#### Excerpted data

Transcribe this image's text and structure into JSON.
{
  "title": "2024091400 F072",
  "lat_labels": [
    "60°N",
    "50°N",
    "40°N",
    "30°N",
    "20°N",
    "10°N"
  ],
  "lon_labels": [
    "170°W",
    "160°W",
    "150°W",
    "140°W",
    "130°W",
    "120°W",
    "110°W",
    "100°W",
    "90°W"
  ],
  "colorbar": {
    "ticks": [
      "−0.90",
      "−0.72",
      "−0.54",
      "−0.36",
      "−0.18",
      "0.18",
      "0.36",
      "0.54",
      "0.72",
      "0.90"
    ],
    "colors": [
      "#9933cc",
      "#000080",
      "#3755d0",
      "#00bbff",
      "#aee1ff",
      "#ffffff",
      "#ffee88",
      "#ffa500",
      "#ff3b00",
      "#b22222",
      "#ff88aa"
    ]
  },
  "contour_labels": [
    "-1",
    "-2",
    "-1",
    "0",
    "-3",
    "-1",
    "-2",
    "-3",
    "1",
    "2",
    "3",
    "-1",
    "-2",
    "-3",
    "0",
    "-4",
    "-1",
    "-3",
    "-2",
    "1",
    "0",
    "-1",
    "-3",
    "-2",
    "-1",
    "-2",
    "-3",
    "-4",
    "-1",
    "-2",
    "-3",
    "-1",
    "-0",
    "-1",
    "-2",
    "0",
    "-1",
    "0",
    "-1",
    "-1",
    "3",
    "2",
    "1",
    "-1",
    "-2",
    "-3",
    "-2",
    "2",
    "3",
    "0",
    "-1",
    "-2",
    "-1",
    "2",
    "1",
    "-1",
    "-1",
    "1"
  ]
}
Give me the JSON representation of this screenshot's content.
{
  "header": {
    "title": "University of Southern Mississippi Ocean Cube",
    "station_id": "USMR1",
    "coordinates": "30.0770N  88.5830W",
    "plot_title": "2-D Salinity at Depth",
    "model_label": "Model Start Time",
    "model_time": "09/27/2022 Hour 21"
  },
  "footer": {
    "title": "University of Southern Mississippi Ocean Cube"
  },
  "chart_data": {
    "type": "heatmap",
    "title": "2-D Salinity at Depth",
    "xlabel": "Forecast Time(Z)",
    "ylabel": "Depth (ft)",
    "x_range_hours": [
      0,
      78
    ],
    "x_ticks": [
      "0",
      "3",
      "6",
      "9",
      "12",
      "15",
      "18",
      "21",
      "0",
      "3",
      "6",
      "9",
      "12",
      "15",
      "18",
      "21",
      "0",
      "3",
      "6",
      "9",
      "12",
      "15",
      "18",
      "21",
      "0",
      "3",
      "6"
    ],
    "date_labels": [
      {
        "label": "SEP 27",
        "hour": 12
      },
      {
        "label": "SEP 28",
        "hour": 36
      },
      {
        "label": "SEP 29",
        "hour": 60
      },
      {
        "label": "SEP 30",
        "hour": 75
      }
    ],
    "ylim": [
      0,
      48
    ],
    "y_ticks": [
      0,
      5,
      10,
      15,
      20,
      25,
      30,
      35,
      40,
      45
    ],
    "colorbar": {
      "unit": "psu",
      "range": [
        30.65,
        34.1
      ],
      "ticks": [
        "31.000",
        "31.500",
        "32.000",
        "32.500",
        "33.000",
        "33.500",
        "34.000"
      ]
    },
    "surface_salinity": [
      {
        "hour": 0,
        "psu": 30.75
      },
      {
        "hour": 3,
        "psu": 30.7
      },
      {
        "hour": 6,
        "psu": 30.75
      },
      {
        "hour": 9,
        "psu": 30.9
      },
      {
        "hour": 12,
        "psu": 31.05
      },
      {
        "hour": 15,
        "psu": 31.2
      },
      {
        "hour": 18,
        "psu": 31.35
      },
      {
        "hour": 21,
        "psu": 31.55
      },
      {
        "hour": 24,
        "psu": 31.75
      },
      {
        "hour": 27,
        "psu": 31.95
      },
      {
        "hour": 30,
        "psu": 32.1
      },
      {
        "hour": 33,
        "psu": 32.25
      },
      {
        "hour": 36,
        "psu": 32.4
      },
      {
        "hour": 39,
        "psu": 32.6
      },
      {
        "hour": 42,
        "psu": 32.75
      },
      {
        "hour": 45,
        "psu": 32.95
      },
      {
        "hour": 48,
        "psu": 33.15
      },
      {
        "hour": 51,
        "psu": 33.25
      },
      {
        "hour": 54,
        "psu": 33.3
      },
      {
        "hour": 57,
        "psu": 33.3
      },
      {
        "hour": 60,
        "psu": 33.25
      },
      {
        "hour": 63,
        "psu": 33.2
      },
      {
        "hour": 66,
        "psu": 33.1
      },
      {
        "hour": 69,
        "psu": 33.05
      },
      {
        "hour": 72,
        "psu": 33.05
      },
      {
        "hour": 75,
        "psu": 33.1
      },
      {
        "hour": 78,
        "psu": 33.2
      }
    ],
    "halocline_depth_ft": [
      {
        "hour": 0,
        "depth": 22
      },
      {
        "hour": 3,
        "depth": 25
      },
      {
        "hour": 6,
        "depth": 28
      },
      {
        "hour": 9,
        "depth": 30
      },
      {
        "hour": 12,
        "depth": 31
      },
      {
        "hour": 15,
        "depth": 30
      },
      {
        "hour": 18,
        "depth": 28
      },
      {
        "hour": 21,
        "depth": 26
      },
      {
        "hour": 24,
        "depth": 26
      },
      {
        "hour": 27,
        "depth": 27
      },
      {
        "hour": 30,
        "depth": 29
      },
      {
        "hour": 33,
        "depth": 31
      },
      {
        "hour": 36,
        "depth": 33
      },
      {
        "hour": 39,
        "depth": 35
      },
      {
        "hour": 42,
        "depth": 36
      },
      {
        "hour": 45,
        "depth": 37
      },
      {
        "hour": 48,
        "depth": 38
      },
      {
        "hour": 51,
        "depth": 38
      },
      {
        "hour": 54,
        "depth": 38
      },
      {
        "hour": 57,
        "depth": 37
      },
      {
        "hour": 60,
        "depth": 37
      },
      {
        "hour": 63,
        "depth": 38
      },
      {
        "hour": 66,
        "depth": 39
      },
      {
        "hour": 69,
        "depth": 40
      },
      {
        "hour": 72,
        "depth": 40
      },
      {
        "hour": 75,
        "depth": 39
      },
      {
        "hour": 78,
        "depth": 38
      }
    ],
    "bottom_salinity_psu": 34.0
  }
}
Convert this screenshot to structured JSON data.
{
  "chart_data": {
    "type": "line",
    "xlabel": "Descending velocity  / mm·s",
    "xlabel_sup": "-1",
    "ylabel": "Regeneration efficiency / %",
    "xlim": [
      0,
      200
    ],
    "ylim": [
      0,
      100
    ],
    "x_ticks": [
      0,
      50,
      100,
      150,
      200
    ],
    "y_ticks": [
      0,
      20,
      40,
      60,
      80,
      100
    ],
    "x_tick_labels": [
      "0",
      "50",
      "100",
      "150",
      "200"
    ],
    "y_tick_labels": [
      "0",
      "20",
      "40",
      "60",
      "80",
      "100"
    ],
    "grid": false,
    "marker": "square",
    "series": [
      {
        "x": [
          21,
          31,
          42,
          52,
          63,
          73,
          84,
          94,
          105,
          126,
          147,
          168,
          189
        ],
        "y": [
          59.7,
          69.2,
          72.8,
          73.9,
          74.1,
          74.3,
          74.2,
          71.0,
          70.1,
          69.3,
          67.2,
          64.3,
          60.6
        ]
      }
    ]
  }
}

########

## Aim of the task
Give back the whole listing exactly as it reads.

## Solution
Transcribe this image's text and structure into JSON.
{
  "title": "2024091400 F072",
  "lat_labels": [
    "60°N",
    "50°N",
    "40°N",
    "30°N",
    "20°N",
    "10°N"
  ],
  "lon_labels": [
    "170°W",
    "160°W",
    "150°W",
    "140°W",
    "130°W",
    "120°W",
    "110°W",
    "100°W",
    "90°W"
  ],
  "colorbar": {
    "ticks": [
      "−0.90",
      "−0.72",
      "−0.54",
      "−0.36",
      "−0.18",
      "0.18",
      "0.36",
      "0.54",
      "0.72",
      "0.90"
    ],
    "colors": [
      "#9933cc",
      "#000080",
      "#3755d0",
      "#00bbff",
      "#aee1ff",
      "#ffffff",
      "#ffee88",
      "#ffa500",
      "#ff3b00",
      "#b22222",
      "#ff88aa"
    ]
  },
  "contour_labels": [
    "-1",
    "-2",
    "-1",
    "0",
    "-3",
    "-1",
    "-2",
    "-3",
    "1",
    "2",
    "3",
    "-1",
    "-2",
    "-3",
    "0",
    "-4",
    "-1",
    "-3",
    "-2",
    "1",
    "0",
    "-1",
    "-3",
    "-2",
    "-1",
    "-2",
    "-3",
    "-4",
    "-1",
    "-2",
    "-3",
    "-1",
    "-0",
    "-1",
    "-2",
    "0",
    "-1",
    "0",
    "-1",
    "-1",
    "3",
    "2",
    "1",
    "-1",
    "-2",
    "-3",
    "-2",
    "2",
    "3",
    "0",
    "-1",
    "-2",
    "-1",
    "2",
    "1",
    "-1",
    "-1",
    "1"
  ]
}
Give me the JSON representation of this screenshot's content.
{
  "header": {
    "title": "University of Southern Mississippi Ocean Cube",
    "station_id": "USMR1",
    "coordinates": "30.0770N  88.5830W",
    "plot_title": "2-D Salinity at Depth",
    "model_label": "Model Start Time",
    "model_time": "09/27/2022 Hour 21"
  },
  "footer": {
    "title": "University of Southern Mississippi Ocean Cube"
  },
  "chart_data": {
    "type": "heatmap",
    "title": "2-D Salinity at Depth",
    "xlabel": "Forecast Time(Z)",
    "ylabel": "Depth (ft)",
    "x_range_hours": [
      0,
      78
    ],
    "x_ticks": [
      "0",
      "3",
      "6",
      "9",
      "12",
      "15",
      "18",
      "21",
      "0",
      "3",
      "6",
      "9",
      "12",
      "15",
      "18",
      "21",
      "0",
      "3",
      "6",
      "9",
      "12",
      "15",
      "18",
      "21",
      "0",
      "3",
      "6"
    ],
    "date_labels": [
      {
        "label": "SEP 27",
        "hour": 12
      },
      {
        "label": "SEP 28",
        "hour": 36
      },
      {
        "label": "SEP 29",
        "hour": 60
      },
      {
        "label": "SEP 30",
        "hour": 75
      }
    ],
    "ylim": [
      0,
      48
    ],
    "y_ticks": [
      0,
      5,
      10,
      15,
      20,
      25,
      30,
      35,
      40,
      45
    ],
    "colorbar": {
      "unit": "psu",
      "range": [
        30.65,
        34.1
      ],
      "ticks": [
        "31.000",
        "31.500",
        "32.000",
        "32.500",
        "33.000",
        "33.500",
        "34.000"
      ]
    },
    "surface_salinity": [
      {
        "hour": 0,
        "psu": 30.75
      },
      {
        "hour": 3,
        "psu": 30.7
      },
      {
        "hour": 6,
        "psu": 30.75
      },
      {
        "hour": 9,
        "psu": 30.9
      },
      {
        "hour": 12,
        "psu": 31.05
      },
      {
        "hour": 15,
        "psu": 31.2
      },
      {
        "hour": 18,
        "psu": 31.35
      },
      {
        "hour": 21,
        "psu": 31.55
      },
      {
        "hour": 24,
        "psu": 31.75
      },
      {
        "hour": 27,
        "psu": 31.95
      },
      {
        "hour": 30,
        "psu": 32.1
      },
      {
        "hour": 33,
        "psu": 32.25
      },
      {
        "hour": 36,
        "psu": 32.4
      },
      {
        "hour": 39,
        "psu": 32.6
      },
      {
        "hour": 42,
        "psu": 32.75
      },
      {
        "hour": 45,
        "psu": 32.95
      },
      {
        "hour": 48,
        "psu": 33.15
      },
      {
        "hour": 51,
        "psu": 33.25
      },
      {
        "hour": 54,
        "psu": 33.3
      },
      {
        "hour": 57,
        "psu": 33.3
      },
      {
        "hour": 60,
        "psu": 33.25
      },
      {
        "hour": 63,
        "psu": 33.2
      },
      {
        "hour": 66,
        "psu": 33.1
      },
      {
        "hour": 69,
        "psu": 33.05
      },
      {
        "hour": 72,
        "psu": 33.05
      },
      {
        "hour": 75,
        "psu": 33.1
      },
      {
        "hour": 78,
        "psu": 33.2
      }
    ],
    "halocline_depth_ft": [
      {
        "hour": 0,
        "depth": 22
      },
      {
        "hour": 3,
        "depth": 25
      },
      {
        "hour": 6,
        "depth": 28
      },
      {
        "hour": 9,
        "depth": 30
      },
      {
        "hour": 12,
        "depth": 31
      },
      {
        "hour": 15,
        "depth": 30
      },
      {
        "hour": 18,
        "depth": 28
      },
      {
        "hour": 21,
        "depth": 26
      },
      {
        "hour": 24,
        "depth": 26
      },
      {
        "hour": 27,
        "depth": 27
      },
      {
        "hour": 30,
        "depth": 29
      },
      {
        "hour": 33,
        "depth": 31
      },
      {
        "hour": 36,
        "depth": 33
      },
      {
        "hour": 39,
        "depth": 35
      },
      {
        "hour": 42,
        "depth": 36
      },
      {
        "hour": 45,
        "depth": 37
      },
      {
        "hour": 48,
        "depth": 38
      },
      {
        "hour": 51,
        "depth": 38
      },
      {
        "hour": 54,
        "depth": 38
      },
      {
        "hour": 57,
        "depth": 37
      },
      {
        "hour": 60,
        "depth": 37
      },
      {
        "hour": 63,
        "depth": 38
      },
      {
        "hour": 66,
        "depth": 39
      },
      {
        "hour": 69,
        "depth": 40
      },
      {
        "hour": 72,
        "depth": 40
      },
      {
        "hour": 75,
        "depth": 39
      },
      {
        "hour": 78,
        "depth": 38
      }
    ],
    "bottom_salinity_psu": 34.0
  }
}
Convert this screenshot to structured JSON data.
{
  "chart_data": {
    "type": "line",
    "xlabel": "Descending velocity  / mm·s",
    "xlabel_sup": "-1",
    "ylabel": "Regeneration efficiency / %",
    "xlim": [
      0,
      200
    ],
    "ylim": [
      0,
      100
    ],
    "x_ticks": [
      0,
      50,
      100,
      150,
      200
    ],
    "y_ticks": [
      0,
      20,
      40,
      60,
      80,
      100
    ],
    "x_tick_labels": [
      "0",
      "50",
      "100",
      "150",
      "200"
    ],
    "y_tick_labels": [
      "0",
      "20",
      "40",
      "60",
      "80",
      "100"
    ],
    "grid": false,
    "marker": "square",
    "series": [
      {
        "x": [
          21,
          31,
          42,
          52,
          63,
          73,
          84,
          94,
          105,
          126,
          147,
          168,
          189
        ],
        "y": [
          59.7,
          69.2,
          72.8,
          73.9,
          74.1,
          74.3,
          74.2,
          71.0,
          70.1,
          69.3,
          67.2,
          64.3,
          60.6
        ]
      }
    ]
  }
}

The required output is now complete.